> **ENTRIES**:
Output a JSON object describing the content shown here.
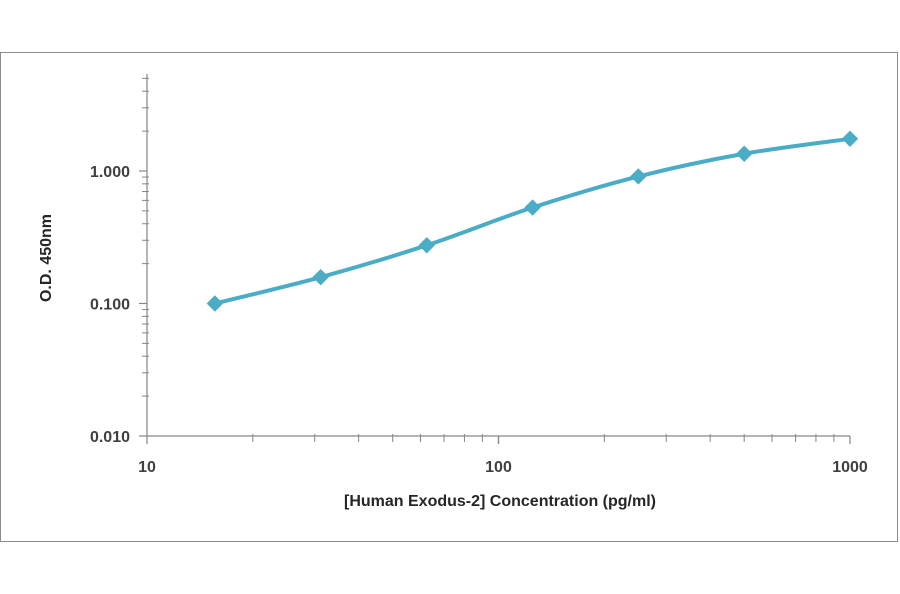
{
  "chart_data": {
    "type": "line",
    "title": "",
    "xlabel": "[Human Exodus-2]  Concentration (pg/ml)",
    "ylabel": "O.D. 450nm",
    "x_scale": "log",
    "y_scale": "log",
    "xlim": [
      10,
      1000
    ],
    "ylim": [
      0.01,
      5
    ],
    "x_tick_labels": [
      "10",
      "100",
      "1000"
    ],
    "y_tick_labels": [
      "0.010",
      "0.100",
      "1.000"
    ],
    "grid": false,
    "legend": "none",
    "series": [
      {
        "color": "#4bacc6",
        "marker": "diamond",
        "x": [
          15.6,
          31.2,
          62.5,
          125,
          250,
          500,
          1000
        ],
        "y": [
          0.1,
          0.158,
          0.275,
          0.53,
          0.91,
          1.35,
          1.75
        ]
      }
    ]
  }
}
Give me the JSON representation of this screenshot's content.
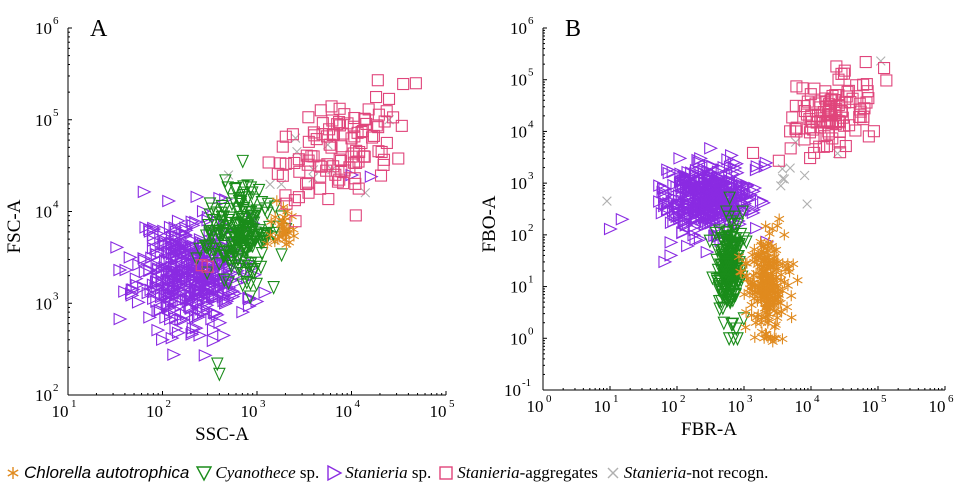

> **WORK TO BE COMPLETED**: Return each line from the material above exactly, but not the pictures.

> **EXERCISE OUTPUT**:
Output a JSON object describing the content shown here.
{
  "chart_data": {
    "type": "line",
    "title": "",
    "xlabel": "[Human Exodus-2]  Concentration (pg/ml)",
    "ylabel": "O.D. 450nm",
    "x_scale": "log",
    "y_scale": "log",
    "xlim": [
      10,
      1000
    ],
    "ylim": [
      0.01,
      5
    ],
    "x_tick_labels": [
      "10",
      "100",
      "1000"
    ],
    "y_tick_labels": [
      "0.010",
      "0.100",
      "1.000"
    ],
    "grid": false,
    "legend": "none",
    "series": [
      {
        "color": "#4bacc6",
        "marker": "diamond",
        "x": [
          15.6,
          31.2,
          62.5,
          125,
          250,
          500,
          1000
        ],
        "y": [
          0.1,
          0.158,
          0.275,
          0.53,
          0.91,
          1.35,
          1.75
        ]
      }
    ]
  }
}
Give me the JSON representation of this screenshot's content.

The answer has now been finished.